## start Reading passage

It will be surprising if Meryl Streep doesn't win an Oscar (along with a Bafta and Golden Globe) for her mesmerising performance as Margaret Thatcher in The Iron Lady. There are naturally plenty of people who don't agree with Streep's interpretation of Thatcher's character – Norman Tebbit, not surprisingly, has been scathing about the film because he feels it portrays her as half-hysterical and over-emotional; others are unhappy with the way it focuses on her to the detriment of the men in her cabinet, making it seem she was the only figure who counted in the 1980s; still others can't believe the film doesn't criticise her policies more. Speaking as someone who never voted for her, I think the portrayal was a sympathetic one. I didn't come out loving her, but I wonder if some of those who hated her are simply too mean or embittered to accept anything that paints her in a positive light. She divided the nation then and it seems she is still doing it now.
There has also been talk about how appropriate it is to produce a film about her particularly from the perspective of her struggle with dementia. I don't expect her family or those who admired her find that aspect easy to watch, and they probably have a case when they say that this part of the film is inaccurate and could be perceived as being unkind, but it didn't come across that way to me. It works well as a story-telling method and enables the film to present her as more human than I ever perceived her, although I recognise that this is precisely the problem with these docu-dramas: you never know where reality ends and fiction begins.
So how should we assess events and the people who make them happen? On occasions you will hear critics say that we are too close to events to assess them, that you have to leave a respectful gap of decades before you can start writing history; at other times, people will complain that we are too far removed by time really to understand what went on, that documents cannot convey what happened, why they took place, how people understood these events and so on. It seems that we are sometimes wary of the eyewitness accounts for being too close to events, and suspicious of historical accounts for being too distant.
The same sorts of questions arise when we think about how we understand and evaluate the events that form the New Testament account of the life of Jesus. In the New Testament we have a historical account of what happened that comes from eyewitnesses who are at pains not merely to relate those things, but also give us an authoritative account of what they mean for us today. It is at this point that most people part company with the Christian faith. There used to be a great deal of talk about rejecting the 'Christ of faith' and getting back to the 'Jesus of history'. That came because people believed that over the centuries the church added layers of dogma and doctrine about the Christ onto the simple story of Jesus of Nazareth. If only we could cut away those layers, so the argument goes, we could then get back to the real Jesus. But that is just not the way it happened. There is clear evidence that the documents we possess were produced between 25 and 50 years after the events they describe, and that they were informed by the testimony of those who saw those events unfold before their eyes.

## end Reading passage
## start Supplied material

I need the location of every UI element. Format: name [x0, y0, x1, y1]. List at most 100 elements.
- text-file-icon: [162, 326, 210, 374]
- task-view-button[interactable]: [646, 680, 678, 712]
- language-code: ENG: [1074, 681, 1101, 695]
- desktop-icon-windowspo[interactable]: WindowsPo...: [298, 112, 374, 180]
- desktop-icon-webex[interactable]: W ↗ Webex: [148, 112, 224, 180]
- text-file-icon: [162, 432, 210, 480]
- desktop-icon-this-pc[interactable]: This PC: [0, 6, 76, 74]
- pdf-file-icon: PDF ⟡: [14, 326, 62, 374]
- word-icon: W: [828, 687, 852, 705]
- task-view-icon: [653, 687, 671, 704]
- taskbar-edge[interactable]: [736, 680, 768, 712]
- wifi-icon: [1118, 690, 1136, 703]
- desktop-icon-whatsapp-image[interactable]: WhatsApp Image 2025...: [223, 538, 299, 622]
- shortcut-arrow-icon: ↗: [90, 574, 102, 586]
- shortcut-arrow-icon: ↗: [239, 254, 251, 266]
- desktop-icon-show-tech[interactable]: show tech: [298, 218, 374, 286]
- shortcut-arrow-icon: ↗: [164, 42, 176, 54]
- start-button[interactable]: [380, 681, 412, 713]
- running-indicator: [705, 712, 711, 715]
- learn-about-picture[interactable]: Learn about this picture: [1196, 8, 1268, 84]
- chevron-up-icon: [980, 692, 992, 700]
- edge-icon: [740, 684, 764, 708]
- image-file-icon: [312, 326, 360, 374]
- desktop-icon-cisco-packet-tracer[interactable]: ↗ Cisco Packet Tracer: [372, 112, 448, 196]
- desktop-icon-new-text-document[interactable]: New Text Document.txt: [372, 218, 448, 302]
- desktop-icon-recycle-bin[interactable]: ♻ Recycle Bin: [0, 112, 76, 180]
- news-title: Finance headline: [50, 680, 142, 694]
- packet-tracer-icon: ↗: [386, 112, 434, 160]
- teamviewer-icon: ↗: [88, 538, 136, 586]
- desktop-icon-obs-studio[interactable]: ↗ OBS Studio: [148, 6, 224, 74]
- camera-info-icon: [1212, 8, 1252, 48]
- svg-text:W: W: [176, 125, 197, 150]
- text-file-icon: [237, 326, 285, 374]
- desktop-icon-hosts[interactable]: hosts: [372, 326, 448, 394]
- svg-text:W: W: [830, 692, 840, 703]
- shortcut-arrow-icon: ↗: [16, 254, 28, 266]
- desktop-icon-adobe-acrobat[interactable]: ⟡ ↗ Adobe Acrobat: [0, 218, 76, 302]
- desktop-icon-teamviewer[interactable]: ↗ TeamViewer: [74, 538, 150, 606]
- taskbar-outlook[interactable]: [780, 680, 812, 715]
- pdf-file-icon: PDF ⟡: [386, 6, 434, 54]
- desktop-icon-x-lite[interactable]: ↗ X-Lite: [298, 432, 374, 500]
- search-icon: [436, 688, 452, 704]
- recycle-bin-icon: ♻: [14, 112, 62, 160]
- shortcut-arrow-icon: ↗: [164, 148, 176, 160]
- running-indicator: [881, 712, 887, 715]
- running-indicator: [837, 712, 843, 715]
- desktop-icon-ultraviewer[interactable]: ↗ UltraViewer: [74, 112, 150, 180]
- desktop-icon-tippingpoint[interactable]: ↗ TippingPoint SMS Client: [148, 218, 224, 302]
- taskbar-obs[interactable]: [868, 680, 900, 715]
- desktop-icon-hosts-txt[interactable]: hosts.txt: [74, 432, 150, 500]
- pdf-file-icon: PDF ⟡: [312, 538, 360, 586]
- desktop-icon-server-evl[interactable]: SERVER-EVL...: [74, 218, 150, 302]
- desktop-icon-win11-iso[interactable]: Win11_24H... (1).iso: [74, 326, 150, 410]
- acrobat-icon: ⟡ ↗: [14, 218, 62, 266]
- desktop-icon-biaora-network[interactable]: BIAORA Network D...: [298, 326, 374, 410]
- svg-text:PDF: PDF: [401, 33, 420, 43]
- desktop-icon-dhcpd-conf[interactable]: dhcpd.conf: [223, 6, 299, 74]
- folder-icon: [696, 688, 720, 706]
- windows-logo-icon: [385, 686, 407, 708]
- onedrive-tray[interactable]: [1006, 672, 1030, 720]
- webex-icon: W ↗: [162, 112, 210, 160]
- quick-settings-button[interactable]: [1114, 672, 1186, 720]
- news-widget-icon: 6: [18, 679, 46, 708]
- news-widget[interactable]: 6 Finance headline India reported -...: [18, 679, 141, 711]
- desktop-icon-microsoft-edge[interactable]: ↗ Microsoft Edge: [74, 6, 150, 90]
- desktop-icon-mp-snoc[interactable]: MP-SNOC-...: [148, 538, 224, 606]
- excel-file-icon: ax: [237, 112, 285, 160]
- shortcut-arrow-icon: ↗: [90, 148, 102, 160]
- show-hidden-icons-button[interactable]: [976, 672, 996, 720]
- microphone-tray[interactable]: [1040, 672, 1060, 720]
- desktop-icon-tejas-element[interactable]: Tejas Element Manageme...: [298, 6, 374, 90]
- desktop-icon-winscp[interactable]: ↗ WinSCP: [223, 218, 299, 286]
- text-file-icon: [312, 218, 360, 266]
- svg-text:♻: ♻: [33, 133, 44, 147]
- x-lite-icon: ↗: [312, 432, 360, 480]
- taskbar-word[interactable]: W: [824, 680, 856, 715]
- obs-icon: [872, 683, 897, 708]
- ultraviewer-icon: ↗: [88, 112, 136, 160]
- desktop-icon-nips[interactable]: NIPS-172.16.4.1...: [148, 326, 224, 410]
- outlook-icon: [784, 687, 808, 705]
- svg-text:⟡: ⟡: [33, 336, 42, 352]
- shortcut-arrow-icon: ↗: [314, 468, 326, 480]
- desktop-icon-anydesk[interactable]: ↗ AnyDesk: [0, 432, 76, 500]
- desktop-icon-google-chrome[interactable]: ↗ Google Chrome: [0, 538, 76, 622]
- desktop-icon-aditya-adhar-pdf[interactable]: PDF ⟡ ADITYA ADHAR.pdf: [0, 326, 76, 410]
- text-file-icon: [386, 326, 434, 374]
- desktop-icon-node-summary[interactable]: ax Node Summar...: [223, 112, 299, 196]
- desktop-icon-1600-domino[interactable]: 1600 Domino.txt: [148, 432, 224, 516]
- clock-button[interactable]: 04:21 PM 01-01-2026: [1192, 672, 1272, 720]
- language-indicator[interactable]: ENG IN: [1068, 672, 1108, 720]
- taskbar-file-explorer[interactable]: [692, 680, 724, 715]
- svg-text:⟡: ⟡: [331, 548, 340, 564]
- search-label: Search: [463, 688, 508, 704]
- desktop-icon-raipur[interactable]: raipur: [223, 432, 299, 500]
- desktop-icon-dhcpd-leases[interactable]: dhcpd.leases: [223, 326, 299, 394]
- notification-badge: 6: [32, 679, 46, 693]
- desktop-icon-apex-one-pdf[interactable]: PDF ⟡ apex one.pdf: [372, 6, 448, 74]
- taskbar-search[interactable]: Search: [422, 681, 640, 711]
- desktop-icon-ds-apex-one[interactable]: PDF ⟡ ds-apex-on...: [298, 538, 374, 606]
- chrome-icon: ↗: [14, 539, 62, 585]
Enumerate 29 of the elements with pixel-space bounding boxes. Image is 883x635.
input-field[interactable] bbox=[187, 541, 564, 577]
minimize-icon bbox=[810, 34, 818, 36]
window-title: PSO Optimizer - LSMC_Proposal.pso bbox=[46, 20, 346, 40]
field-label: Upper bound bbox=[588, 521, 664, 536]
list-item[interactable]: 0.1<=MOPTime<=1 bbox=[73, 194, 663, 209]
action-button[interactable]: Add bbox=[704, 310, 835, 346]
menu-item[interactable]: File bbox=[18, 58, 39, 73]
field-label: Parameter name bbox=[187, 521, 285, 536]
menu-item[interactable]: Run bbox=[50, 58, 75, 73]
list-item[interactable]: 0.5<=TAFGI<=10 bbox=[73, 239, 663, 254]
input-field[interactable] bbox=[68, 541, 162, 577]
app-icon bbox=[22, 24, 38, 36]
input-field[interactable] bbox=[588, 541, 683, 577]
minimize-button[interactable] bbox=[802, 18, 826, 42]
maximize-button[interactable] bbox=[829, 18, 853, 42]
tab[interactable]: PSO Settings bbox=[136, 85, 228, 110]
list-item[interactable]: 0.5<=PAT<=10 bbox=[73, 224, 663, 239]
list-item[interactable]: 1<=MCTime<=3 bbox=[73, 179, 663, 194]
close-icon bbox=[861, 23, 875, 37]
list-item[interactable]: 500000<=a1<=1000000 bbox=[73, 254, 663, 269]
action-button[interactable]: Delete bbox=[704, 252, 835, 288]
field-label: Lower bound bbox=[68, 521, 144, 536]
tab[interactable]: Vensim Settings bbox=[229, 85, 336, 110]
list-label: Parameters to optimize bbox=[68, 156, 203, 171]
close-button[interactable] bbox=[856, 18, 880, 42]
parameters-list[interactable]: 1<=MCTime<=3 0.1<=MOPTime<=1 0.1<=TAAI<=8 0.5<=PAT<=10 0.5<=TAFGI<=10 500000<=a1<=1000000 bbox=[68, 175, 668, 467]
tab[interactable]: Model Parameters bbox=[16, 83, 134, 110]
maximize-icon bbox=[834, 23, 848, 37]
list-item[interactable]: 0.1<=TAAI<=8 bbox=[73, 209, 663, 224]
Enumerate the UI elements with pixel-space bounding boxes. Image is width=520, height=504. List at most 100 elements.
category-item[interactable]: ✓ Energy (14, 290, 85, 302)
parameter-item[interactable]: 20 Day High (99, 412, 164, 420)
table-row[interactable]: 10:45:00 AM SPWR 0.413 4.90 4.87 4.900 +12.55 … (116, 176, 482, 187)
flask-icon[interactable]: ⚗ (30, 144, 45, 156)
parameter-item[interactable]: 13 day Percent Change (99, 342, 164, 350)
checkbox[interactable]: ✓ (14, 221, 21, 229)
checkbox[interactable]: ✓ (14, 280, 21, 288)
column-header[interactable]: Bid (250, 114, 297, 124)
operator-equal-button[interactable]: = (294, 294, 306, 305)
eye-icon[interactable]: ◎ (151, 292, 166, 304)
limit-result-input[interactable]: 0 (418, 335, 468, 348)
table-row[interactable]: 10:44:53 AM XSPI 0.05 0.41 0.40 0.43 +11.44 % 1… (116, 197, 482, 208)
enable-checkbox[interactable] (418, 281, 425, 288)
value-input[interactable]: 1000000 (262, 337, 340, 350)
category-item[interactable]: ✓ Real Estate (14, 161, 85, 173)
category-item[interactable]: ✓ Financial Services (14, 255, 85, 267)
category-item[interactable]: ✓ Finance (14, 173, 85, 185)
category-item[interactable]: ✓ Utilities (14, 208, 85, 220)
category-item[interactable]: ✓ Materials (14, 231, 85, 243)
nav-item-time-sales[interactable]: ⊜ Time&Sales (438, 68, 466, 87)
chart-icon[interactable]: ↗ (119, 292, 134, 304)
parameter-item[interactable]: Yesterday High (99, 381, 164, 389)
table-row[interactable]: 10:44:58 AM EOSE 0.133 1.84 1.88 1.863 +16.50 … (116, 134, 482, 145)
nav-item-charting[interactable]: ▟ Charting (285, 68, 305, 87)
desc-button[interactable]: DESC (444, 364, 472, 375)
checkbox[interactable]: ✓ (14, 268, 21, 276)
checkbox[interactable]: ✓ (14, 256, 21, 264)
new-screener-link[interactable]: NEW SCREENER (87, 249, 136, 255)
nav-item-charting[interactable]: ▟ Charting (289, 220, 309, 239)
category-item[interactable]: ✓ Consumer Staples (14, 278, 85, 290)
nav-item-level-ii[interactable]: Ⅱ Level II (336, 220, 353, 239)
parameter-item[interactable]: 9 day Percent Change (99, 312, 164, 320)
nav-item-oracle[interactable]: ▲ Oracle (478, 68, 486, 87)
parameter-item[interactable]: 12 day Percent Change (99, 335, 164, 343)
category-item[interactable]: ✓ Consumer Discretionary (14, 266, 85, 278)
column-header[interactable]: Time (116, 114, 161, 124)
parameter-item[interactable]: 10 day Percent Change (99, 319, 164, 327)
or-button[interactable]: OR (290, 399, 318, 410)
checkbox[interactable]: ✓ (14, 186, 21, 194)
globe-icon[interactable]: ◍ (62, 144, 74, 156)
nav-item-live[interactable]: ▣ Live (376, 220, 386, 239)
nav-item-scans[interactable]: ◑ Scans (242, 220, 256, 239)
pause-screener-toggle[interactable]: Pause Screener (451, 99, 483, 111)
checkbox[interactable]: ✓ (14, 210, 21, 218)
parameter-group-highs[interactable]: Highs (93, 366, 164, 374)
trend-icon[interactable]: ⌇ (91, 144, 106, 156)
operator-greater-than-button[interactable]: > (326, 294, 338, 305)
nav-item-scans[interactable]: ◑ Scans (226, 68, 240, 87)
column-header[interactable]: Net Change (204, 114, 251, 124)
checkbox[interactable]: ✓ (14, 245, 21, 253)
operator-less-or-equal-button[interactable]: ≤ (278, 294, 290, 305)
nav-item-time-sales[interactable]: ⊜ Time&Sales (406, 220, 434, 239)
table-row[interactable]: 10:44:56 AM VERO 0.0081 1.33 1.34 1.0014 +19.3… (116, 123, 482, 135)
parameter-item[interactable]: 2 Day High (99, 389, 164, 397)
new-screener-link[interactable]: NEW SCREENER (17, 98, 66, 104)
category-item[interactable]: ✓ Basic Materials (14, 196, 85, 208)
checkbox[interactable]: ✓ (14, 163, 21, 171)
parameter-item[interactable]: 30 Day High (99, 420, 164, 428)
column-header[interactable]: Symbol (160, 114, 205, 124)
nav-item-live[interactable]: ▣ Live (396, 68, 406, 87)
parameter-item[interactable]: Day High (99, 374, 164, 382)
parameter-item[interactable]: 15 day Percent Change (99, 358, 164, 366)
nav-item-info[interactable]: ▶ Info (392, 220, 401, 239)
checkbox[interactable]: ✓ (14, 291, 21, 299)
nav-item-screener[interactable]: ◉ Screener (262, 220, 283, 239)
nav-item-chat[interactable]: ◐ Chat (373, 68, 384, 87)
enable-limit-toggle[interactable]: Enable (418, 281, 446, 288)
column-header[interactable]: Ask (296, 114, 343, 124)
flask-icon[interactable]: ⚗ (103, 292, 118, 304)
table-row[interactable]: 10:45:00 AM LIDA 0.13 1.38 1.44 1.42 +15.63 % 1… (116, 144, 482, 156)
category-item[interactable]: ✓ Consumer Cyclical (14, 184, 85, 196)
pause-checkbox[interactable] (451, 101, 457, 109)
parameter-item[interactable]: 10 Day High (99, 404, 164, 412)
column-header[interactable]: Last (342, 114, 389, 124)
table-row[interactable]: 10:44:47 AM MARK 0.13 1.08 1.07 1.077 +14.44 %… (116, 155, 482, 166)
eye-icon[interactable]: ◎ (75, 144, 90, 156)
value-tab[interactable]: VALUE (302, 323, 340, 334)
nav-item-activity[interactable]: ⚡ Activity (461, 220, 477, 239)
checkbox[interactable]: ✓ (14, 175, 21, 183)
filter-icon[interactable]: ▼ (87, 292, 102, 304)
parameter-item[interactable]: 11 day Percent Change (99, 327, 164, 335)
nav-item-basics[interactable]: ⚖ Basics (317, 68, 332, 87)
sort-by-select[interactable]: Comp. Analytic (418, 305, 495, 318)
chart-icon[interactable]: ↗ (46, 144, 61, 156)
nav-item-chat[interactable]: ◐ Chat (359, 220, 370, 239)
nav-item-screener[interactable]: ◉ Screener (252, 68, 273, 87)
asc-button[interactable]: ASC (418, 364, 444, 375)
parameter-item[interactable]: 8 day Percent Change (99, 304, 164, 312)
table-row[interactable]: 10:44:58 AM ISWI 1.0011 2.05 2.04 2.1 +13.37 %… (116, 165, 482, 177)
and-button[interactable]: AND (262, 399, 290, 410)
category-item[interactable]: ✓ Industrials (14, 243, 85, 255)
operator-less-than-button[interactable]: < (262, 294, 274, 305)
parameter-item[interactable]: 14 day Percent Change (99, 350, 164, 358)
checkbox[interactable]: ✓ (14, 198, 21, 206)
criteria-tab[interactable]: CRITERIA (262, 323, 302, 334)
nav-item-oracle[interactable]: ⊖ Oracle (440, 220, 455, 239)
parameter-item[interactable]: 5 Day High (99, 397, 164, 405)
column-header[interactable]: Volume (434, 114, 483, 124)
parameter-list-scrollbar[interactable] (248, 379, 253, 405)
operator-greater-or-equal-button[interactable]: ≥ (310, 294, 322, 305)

## end Supplied material

§ Problems to solve
1. Answer these from the passage about The Iron Lady:
(a) Who is named as being scathing about the film?
(b) From the perspective of what struggle does the film present Thatcher?
(c) How many years after the events does the passage say the New Testament documents were produced?
2. Pick up the passage about The Iron Lady after its final sentence and carry it forward in the same voice for a paragraph or two.
The rows are separate material with no connection to the passage about The Iron Lady.

§ Results in order
1.
(a) Norman Tebbit
(b) Her struggle with dementia
(c) Between 25 and 50 years

2.
Of course these accounts are not neutral (there is no such thing as 'value-free neutrality' anyway); they come from people who were changed by what they saw, but who then, under God's guidance, put down a careful record of those world-moving happenings so that we might grasp the reality for ourselves. John the apostle writes in one of his letters that they saw and touched the one who was the “Word of Life”, Jesus, which we obviously cannot do. So they then wrote for us what happened so that we might share that experience by reading their account and through this come to know Jesus for ourselves. But it is more than just a human record of the past. They were guided by God in this process to give us God's perspective on what these events mean for us, so that we not only have a description of what happened, but God's own interpretation of it all too, that Jesus is the Saviour God sent for us, as well as the Lord before whom we must all bow. And this is why what we make of the account of Jesus is more important than any view we might take of our leaders. With human leaders we can assess them, judge them and evaluate their qualities. We like to think that we can call them to account for their actions. But when we read the life of Jesus, we discover that he is in fact doing that to us.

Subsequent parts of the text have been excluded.